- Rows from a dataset
-- -- --

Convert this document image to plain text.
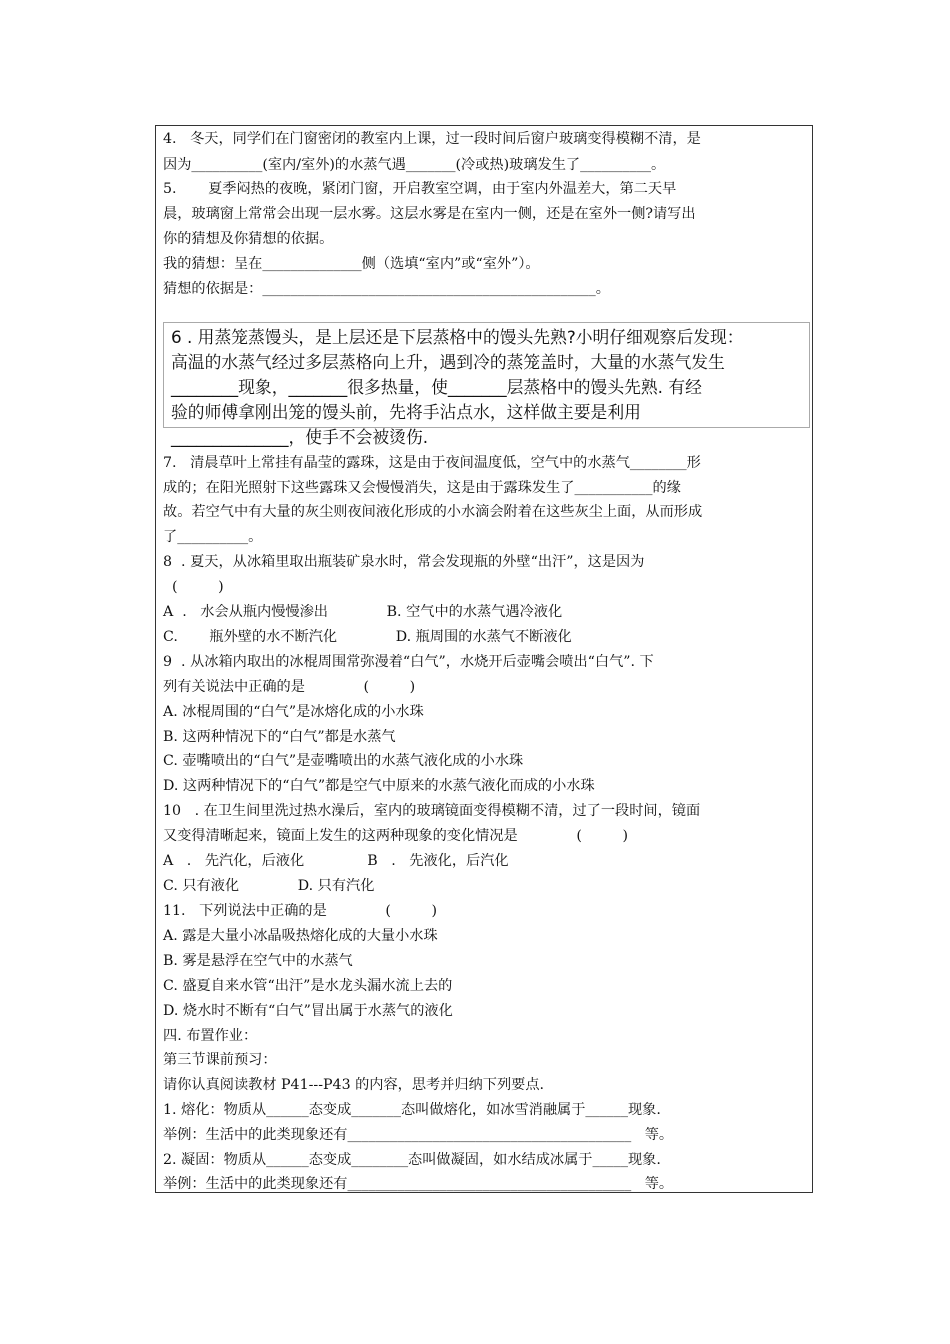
4.   冬天，同学们在门窗密闭的教室内上课，过一段时间后窗户玻璃变得模糊不清，是
因为__________(室内/室外)的水蒸气遇_______(冷或热)玻璃发生了__________。
5.       夏季闷热的夜晚，紧闭门窗，开启教室空调，由于室内外温差大，第二天早
晨，玻璃窗上常常会出现一层水雾。这层水雾是在室内一侧，还是在室外一侧?请写出
你的猜想及你猜想的依据。
我的猜想：呈在______________侧（选填“室内”或“室外”）。
猜想的依据是：_______________________________________________。
6 . 用蒸笼蒸馒头，是上层还是下层蒸格中的馒头先熟?小明仔细观察后发现：
高温的水蒸气经过多层蒸格向上升，遇到冷的蒸笼盖时，大量的水蒸气发生
________现象，_______很多热量，使_______层蒸格中的馒头先熟. 有经
验的师傅拿刚出笼的馒头前，先将手沾点水，这样做主要是利用
______________，使手不会被烫伤.
7.   清晨草叶上常挂有晶莹的露珠，这是由于夜间温度低，空气中的水蒸气________形
成的；在阳光照射下这些露珠又会慢慢消失，这是由于露珠发生了___________的缘
故。若空气中有大量的灰尘则夜间液化形成的小水滴会附着在这些灰尘上面，从而形成
了__________。
8  . 夏天，从冰箱里取出瓶装矿泉水时，常会发现瓶的外壁“出汗”，这是因为
(         )
A  .   水会从瓶内慢慢渗出             B. 空气中的水蒸气遇冷液化
C.       瓶外壁的水不断汽化             D. 瓶周围的水蒸气不断液化
9  . 从冰箱内取出的冰棍周围常弥漫着“白气”，水烧开后壶嘴会喷出“白气”. 下
列有关说法中正确的是             (         )
A. 冰棍周围的“白气”是冰熔化成的小水珠
B. 这两种情况下的“白气”都是水蒸气
C. 壶嘴喷出的“白气”是壶嘴喷出的水蒸气液化成的小水珠
D. 这两种情况下的“白气”都是空气中原来的水蒸气液化而成的小水珠
10   . 在卫生间里洗过热水澡后，室内的玻璃镜面变得模糊不清，过了一段时间，镜面
又变得清晰起来，镜面上发生的这两种现象的变化情况是             (         )
A   .   先汽化，后液化              B   .   先液化，后汽化
C. 只有液化             D. 只有汽化
11.   下列说法中正确的是             (         )
A. 露是大量小冰晶吸热熔化成的大量小水珠
B. 雾是悬浮在空气中的水蒸气
C. 盛夏自来水管“出汗”是水龙头漏水流上去的
D. 烧水时不断有“白气”冒出属于水蒸气的液化
四. 布置作业：
第三节课前预习：
请你认真阅读教材 P41---P43 的内容，思考并归纳下列要点.
1. 熔化：物质从______态变成_______态叫做熔化，如冰雪消融属于______现象.
举例：生活中的此类现象还有________________________________________   等。
2. 凝固：物质从______态变成________态叫做凝固，如水结成冰属于_____现象.
举例：生活中的此类现象还有________________________________________   等。
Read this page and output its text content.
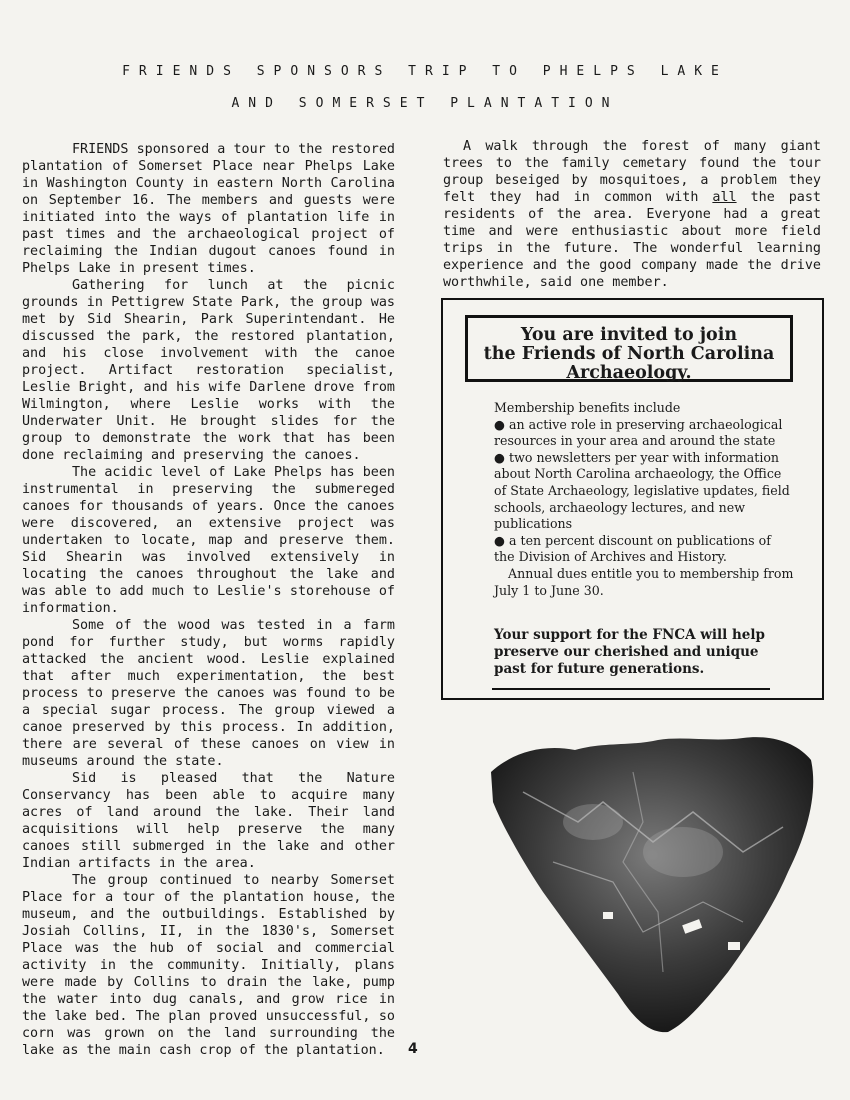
FRIENDS SPONSORS TRIP TO PHELPS LAKE
AND SOMERSET PLANTATION

FRIENDS sponsored a tour to the restored plantation of Somerset Place near Phelps Lake in Washington County in eastern North Carolina on September 16. The members and guests were initiated into the ways of plantation life in past times and the archaeological project of reclaiming the Indian dugout canoes found in Phelps Lake in present times.

Gathering for lunch at the picnic grounds in Pettigrew State Park, the group was met by Sid Shearin, Park Superintendant. He discussed the park, the restored plantation, and his close involvement with the canoe project. Artifact restoration specialist, Leslie Bright, and his wife Darlene drove from Wilmington, where Leslie works with the Underwater Unit. He brought slides for the group to demonstrate the work that has been done reclaiming and preserving the canoes.

The acidic level of Lake Phelps has been instrumental in preserving the submereged canoes for thousands of years. Once the canoes were discovered, an extensive project was undertaken to locate, map and preserve them. Sid Shearin was involved extensively in locating the canoes throughout the lake and was able to add much to Leslie's storehouse of information.

Some of the wood was tested in a farm pond for further study, but worms rapidly attacked the ancient wood. Leslie explained that after much experimentation, the best process to preserve the canoes was found to be a special sugar process. The group viewed a canoe preserved by this process. In addition, there are several of these canoes on view in museums around the state.

Sid is pleased that the Nature Conservancy has been able to acquire many acres of land around the lake. Their land acquisitions will help preserve the many canoes still submerged in the lake and other Indian artifacts in the area.

The group continued to nearby Somerset Place for a tour of the plantation house, the museum, and the outbuildings. Established by Josiah Collins, II, in the 1830's, Somerset Place was the hub of social and commercial activity in the community. Initially, plans were made by Collins to drain the lake, pump the water into dug canals, and grow rice in the lake bed. The plan proved unsuccessful, so corn was grown on the land surrounding the lake as the main cash crop of the plantation.

A walk through the forest of many giant trees to the family cemetary found the tour group beseiged by mosquitoes, a problem they felt they had in common with all the past residents of the area. Everyone had a great time and were enthusiastic about more field trips in the future. The wonderful learning experience and the good company made the drive worthwhile, said one member.

You are invited to join
the Friends of North Carolina
Archaeology.

Membership benefits include

● an active role in preserving archaeological resources in your area and around the state

● two newsletters per year with information about North Carolina archaeology, the Office of State Archaeology, legislative updates, field schools, archaeology lectures, and new publications

● a ten percent discount on publications of the Division of Archives and History.

Annual dues entitle you to membership from July 1 to June 30.

Your support for the FNCA will help preserve our cherished and unique past for future generations.
4
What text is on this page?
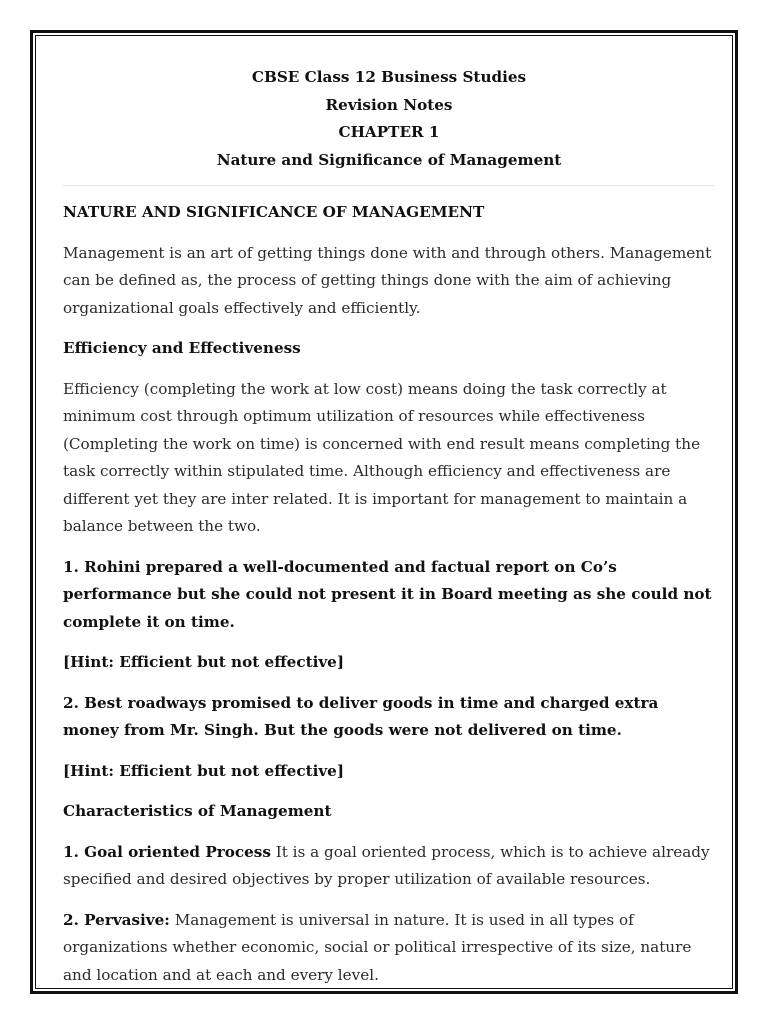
CBSE Class 12 Business Studies
Revision Notes
CHAPTER 1
Nature and Significance of Management
NATURE AND SIGNIFICANCE OF MANAGEMENT

Management is an art of getting things done with and through others. Management can be defined as, the process of getting things done with the aim of achieving organizational goals effectively and efficiently.

Efficiency and Effectiveness

Efficiency (completing the work at low cost) means doing the task correctly at minimum cost through optimum utilization of resources while effectiveness (Completing the work on time) is concerned with end result means completing the task correctly within stipulated time. Although efficiency and effectiveness are different yet they are inter related. It is important for management to maintain a balance between the two.

1. Rohini prepared a well-documented and factual report on Co’s performance but she could not present it in Board meeting as she could not complete it on time.

[Hint: Efficient but not effective]

2. Best roadways promised to deliver goods in time and charged extra money from Mr. Singh. But the goods were not delivered on time.

[Hint: Efficient but not effective]

Characteristics of Management

1. Goal oriented Process It is a goal oriented process, which is to achieve already specified and desired objectives by proper utilization of available resources.

2. Pervasive: Management is universal in nature. It is used in all types of organizations whether economic, social or political irrespective of its size, nature and location and at each and every level.
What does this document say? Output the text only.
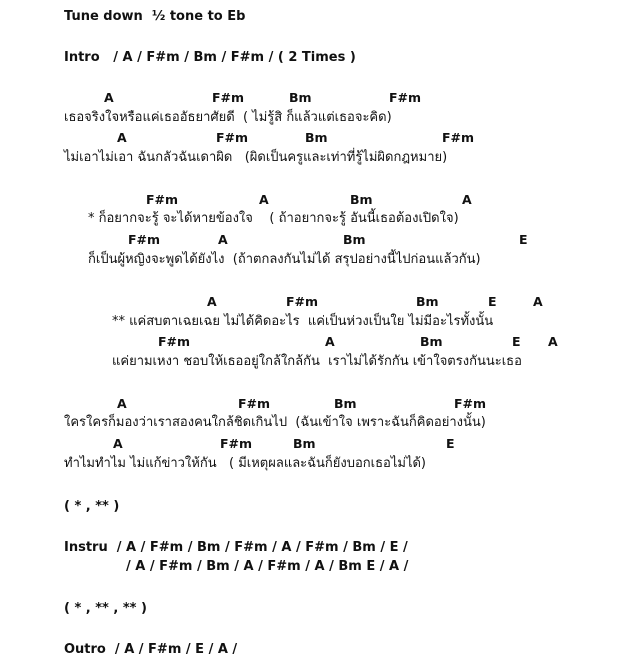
Tune down  ½ tone to Eb
Intro   / A / F#m / Bm / F#m / ( 2 Times )
A	F#m	Bm	F#m
เธอจริงใจหรือแค่เธออัธยาศัยดี  ( ไม่รู้สิ ก็แล้วแต่เธอจะคิด)
A	F#m	Bm	F#m
ไม่เอาไม่เอา ฉันกลัวฉันเดาผิด   (ผิดเป็นครูและเท่าที่รู้ไม่ผิดกฎหมาย)
F#m	A	Bm	A
* ก็อยากจะรู้ จะได้หายข้องใจ    ( ถ้าอยากจะรู้ อันนี้เธอต้องเปิดใจ)
F#m	A	Bm	E
ก็เป็นผู้หญิงจะพูดได้ยังไง  (ถ้าตกลงกันไม่ได้ สรุปอย่างนี้ไปก่อนแล้วกัน)
A	F#m	Bm	E	A
** แค่สบตาเฉยเฉย ไม่ได้คิดอะไร  แค่เป็นห่วงเป็นใย ไม่มีอะไรทั้งนั้น
F#m	A	Bm	E A
แค่ยามเหงา ชอบให้เธออยู่ใกล้ใกล้กัน  เราไม่ได้รักกัน เข้าใจตรงกันนะเธอ
A	F#m	Bm	F#m
ใครใครก็มองว่าเราสองคนใกล้ชิดเกินไป  (ฉันเข้าใจ เพราะฉันก็คิดอย่างนั้น)
A	F#m	Bm	E
ทำไมทำไม ไม่แก้ข่าวให้กัน   ( มีเหตุผลและฉันก็ยังบอกเธอไม่ได้)
( * , ** )
Instru  / A / F#m / Bm / F#m / A / F#m / Bm / E /
/ A / F#m / Bm / A / F#m / A / Bm E / A /
( * , ** , ** )
Outro  / A / F#m / E / A /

-- -- --

- GIVEN TASK
Collect, from the material above, every line containing the word "about".

- EXPECTED ANSWER
A walk through the forest of many giant trees to the family cemetary found the tour group beseiged by mosquitoes, a problem they felt they had in common with all the past residents of the area. Everyone had a great time and were enthusiastic about more field trips in the future. The wonderful learning experience and the good company made the drive worthwhile, said one member.
● two newsletters per year with information about North Carolina archaeology, the Office of State Archaeology, legislative updates, field schools, archaeology lectures, and new publications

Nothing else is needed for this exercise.